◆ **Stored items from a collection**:
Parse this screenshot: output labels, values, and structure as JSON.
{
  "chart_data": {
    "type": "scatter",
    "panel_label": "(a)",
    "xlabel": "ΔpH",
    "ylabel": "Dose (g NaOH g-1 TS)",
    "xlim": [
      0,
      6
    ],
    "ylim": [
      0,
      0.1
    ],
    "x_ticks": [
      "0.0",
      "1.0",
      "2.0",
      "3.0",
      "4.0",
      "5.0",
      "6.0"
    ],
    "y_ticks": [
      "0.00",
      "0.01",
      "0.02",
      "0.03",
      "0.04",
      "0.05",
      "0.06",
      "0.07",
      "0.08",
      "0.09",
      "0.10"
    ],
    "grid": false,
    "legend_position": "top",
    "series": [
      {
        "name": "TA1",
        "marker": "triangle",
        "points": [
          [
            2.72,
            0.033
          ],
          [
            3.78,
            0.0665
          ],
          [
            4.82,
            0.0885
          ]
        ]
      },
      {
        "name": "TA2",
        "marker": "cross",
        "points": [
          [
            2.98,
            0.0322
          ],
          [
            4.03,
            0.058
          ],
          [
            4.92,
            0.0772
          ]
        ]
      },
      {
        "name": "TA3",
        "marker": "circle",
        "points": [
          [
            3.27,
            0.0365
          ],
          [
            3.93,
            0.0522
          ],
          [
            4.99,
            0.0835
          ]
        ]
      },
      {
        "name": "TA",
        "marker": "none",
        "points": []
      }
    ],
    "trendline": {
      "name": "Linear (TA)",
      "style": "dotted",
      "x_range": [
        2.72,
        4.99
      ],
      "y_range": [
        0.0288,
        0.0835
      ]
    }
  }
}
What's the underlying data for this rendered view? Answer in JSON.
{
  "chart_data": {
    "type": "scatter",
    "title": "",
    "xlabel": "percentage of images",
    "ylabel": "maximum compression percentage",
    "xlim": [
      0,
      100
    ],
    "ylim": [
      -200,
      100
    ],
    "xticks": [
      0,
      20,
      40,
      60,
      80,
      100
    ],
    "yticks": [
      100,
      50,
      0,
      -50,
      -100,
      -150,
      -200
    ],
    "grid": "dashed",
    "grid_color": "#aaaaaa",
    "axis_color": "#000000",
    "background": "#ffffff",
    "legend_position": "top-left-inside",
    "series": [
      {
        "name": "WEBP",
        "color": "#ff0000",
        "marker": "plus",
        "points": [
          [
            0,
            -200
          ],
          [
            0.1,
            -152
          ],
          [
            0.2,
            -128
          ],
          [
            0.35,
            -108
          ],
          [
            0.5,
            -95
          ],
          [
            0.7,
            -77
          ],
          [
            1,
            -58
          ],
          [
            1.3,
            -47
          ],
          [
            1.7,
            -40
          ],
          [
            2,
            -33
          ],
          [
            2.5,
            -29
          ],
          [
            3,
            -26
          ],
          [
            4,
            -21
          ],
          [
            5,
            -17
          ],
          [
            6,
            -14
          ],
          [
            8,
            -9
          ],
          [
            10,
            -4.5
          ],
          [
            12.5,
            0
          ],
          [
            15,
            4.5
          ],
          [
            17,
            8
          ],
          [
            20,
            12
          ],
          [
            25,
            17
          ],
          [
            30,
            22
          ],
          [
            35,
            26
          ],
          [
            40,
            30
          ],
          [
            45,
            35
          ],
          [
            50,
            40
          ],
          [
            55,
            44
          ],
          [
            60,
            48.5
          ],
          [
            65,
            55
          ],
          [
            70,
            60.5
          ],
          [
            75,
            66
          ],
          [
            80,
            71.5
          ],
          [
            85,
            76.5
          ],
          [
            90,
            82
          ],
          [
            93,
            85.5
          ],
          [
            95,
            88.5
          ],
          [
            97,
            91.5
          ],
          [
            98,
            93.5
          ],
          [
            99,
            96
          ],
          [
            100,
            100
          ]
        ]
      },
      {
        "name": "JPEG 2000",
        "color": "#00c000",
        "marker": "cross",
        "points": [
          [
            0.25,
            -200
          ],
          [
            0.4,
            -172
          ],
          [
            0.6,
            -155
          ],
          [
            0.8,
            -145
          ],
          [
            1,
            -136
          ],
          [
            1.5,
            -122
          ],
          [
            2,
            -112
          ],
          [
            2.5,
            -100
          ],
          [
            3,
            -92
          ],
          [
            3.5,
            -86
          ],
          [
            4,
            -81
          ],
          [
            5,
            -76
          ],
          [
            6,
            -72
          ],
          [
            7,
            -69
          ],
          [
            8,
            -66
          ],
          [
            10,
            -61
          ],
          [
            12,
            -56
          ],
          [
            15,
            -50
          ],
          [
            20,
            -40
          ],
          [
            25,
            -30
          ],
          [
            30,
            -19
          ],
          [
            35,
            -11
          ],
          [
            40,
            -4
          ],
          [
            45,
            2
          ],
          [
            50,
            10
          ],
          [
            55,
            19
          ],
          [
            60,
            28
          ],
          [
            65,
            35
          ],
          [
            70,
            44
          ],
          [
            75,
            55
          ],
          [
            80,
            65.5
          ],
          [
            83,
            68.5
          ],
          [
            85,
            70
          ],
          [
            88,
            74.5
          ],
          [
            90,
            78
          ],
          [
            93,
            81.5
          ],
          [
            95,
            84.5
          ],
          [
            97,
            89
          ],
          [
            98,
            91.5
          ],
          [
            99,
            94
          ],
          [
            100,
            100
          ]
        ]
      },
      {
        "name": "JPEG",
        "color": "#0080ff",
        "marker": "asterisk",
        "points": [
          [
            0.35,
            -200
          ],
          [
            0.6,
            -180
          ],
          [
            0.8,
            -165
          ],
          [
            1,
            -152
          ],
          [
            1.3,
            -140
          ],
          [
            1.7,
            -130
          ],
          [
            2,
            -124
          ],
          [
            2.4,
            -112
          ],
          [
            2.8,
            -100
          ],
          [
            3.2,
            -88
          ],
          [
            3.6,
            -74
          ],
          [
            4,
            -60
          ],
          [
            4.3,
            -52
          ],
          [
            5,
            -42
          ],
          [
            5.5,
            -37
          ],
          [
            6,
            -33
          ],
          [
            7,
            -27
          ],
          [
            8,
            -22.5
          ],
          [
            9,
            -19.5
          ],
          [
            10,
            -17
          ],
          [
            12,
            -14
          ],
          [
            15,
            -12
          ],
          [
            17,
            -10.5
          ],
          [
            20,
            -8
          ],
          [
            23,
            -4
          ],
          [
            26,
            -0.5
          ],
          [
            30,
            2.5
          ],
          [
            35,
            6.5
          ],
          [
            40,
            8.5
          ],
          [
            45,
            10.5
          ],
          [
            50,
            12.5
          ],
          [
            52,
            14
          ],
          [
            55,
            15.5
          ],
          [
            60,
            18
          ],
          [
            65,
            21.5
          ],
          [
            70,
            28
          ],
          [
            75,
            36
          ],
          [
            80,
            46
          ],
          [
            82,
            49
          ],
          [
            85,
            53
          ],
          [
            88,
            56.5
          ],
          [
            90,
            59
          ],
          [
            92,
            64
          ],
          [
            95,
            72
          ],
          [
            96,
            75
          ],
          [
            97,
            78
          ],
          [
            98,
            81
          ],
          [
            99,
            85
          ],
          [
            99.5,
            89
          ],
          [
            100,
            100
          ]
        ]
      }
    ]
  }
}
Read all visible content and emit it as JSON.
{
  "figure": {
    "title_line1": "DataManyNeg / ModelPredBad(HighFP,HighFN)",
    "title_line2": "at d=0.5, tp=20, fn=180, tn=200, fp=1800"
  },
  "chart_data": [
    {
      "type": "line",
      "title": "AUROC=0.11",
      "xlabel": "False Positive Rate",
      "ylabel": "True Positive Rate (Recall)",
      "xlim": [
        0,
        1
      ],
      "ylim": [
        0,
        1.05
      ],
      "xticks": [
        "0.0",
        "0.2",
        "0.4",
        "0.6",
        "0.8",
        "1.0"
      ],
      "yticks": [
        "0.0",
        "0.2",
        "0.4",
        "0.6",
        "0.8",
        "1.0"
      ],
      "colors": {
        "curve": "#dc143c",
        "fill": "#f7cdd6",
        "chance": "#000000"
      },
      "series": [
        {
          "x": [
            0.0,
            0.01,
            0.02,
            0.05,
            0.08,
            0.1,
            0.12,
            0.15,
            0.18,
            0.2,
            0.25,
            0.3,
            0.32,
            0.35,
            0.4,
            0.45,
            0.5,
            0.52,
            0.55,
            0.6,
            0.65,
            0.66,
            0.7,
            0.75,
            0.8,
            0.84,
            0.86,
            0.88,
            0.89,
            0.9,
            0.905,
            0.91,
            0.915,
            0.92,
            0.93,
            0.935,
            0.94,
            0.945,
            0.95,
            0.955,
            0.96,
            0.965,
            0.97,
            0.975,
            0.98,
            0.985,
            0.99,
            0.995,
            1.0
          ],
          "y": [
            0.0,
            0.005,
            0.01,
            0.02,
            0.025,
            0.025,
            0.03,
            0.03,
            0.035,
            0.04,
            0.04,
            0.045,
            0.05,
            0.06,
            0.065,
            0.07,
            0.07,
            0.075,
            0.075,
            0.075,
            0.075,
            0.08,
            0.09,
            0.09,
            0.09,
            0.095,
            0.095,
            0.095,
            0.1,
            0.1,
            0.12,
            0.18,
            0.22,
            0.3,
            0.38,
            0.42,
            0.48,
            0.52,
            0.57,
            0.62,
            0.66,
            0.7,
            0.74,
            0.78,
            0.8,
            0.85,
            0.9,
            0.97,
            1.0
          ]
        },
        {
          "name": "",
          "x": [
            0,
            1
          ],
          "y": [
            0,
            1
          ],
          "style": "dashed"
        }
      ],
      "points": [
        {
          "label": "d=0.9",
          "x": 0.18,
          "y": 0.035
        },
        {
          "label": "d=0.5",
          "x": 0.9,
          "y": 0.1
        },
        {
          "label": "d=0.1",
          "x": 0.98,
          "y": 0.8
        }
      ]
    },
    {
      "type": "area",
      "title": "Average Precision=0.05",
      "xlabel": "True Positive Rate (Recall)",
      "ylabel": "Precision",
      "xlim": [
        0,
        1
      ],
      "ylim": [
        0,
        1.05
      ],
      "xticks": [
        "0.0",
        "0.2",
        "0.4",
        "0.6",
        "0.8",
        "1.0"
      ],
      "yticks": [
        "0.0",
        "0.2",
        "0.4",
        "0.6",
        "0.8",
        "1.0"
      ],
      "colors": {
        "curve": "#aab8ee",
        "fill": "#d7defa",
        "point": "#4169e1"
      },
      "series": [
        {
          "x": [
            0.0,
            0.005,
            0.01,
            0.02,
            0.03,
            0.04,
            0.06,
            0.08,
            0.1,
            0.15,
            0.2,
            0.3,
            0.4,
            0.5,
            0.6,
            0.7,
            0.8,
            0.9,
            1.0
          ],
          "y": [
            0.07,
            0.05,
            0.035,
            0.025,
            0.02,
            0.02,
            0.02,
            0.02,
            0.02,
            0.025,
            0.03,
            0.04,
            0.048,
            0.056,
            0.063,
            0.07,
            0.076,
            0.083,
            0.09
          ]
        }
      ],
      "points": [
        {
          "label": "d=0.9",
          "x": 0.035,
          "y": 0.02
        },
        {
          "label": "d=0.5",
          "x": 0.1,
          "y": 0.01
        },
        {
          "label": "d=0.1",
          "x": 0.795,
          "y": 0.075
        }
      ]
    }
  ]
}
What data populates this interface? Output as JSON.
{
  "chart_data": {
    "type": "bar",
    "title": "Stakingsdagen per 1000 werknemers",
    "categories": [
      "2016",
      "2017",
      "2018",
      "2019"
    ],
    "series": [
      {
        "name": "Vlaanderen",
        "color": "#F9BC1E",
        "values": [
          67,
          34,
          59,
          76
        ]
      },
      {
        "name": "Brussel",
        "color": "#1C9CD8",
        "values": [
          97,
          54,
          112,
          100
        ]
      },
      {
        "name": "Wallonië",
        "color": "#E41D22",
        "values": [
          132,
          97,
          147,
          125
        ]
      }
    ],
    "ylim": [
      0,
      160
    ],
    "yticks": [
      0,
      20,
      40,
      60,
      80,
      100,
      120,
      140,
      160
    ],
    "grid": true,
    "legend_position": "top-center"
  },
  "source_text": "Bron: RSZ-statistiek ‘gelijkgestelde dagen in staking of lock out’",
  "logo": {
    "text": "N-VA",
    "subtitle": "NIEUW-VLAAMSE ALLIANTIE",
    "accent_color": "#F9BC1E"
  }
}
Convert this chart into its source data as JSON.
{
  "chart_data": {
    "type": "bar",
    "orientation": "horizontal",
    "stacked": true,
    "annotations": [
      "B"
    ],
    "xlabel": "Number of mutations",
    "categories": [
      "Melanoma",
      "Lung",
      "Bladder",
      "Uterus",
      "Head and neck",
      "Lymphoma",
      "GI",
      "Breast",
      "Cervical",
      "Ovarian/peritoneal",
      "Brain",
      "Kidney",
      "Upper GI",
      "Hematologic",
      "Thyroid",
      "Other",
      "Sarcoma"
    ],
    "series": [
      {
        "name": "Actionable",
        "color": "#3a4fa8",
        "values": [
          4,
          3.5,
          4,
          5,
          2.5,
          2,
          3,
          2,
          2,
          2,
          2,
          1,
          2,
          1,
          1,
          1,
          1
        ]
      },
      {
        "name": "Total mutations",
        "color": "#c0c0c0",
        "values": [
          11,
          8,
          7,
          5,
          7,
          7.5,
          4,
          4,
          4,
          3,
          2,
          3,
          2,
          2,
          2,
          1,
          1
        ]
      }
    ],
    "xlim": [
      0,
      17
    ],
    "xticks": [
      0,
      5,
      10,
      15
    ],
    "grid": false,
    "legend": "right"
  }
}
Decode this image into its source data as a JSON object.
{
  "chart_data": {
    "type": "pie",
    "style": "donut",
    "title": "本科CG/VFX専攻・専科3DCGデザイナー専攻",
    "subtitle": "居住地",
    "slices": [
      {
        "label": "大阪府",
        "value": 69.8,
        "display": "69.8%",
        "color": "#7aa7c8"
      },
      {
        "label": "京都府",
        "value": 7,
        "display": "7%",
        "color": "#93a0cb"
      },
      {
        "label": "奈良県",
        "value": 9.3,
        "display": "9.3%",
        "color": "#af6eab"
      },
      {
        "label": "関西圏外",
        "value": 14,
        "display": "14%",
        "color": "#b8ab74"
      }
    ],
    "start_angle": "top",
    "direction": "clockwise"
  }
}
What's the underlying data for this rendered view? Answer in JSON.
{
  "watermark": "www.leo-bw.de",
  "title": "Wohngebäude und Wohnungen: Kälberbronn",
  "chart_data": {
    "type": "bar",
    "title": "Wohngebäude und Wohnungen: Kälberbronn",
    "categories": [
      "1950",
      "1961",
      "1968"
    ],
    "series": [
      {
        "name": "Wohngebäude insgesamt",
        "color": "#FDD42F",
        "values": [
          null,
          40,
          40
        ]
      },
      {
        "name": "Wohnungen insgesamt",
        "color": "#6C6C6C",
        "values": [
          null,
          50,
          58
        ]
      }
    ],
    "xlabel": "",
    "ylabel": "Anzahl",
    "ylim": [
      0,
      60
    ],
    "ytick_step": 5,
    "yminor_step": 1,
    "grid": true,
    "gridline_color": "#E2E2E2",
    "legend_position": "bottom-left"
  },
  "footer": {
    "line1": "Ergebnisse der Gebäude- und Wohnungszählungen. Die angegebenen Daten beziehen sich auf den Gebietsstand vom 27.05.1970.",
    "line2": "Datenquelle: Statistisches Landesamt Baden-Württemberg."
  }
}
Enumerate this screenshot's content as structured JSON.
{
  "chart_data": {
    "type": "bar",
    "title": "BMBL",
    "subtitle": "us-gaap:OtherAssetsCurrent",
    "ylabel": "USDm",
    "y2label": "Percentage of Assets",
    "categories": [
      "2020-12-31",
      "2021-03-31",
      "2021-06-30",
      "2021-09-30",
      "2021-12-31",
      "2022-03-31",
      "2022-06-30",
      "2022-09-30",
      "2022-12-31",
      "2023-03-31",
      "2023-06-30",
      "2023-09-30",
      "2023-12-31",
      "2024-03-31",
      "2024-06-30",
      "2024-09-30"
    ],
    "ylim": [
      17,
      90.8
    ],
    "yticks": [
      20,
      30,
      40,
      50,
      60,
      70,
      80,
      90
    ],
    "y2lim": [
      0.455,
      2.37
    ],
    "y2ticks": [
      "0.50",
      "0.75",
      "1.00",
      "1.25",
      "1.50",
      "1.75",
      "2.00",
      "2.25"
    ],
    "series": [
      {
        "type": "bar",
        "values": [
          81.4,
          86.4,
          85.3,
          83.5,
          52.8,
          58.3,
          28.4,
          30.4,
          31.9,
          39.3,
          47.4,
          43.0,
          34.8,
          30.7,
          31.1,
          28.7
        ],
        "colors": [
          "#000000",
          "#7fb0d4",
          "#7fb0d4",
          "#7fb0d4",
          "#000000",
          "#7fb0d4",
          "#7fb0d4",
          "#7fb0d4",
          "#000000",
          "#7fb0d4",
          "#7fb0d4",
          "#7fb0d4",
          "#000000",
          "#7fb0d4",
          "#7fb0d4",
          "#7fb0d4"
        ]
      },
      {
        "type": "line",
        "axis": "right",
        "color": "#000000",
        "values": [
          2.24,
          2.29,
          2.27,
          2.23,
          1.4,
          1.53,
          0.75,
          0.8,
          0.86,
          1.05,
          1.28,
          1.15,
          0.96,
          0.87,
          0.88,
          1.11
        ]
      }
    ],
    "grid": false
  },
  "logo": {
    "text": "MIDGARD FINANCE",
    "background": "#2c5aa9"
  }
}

◆ **What you are asked to do**: In the records above, locate the lines holding the word "left". Copy each of them.

◆ **Result below**:
    "legend_position": "top-left-inside",
    "legend_position": "bottom-left"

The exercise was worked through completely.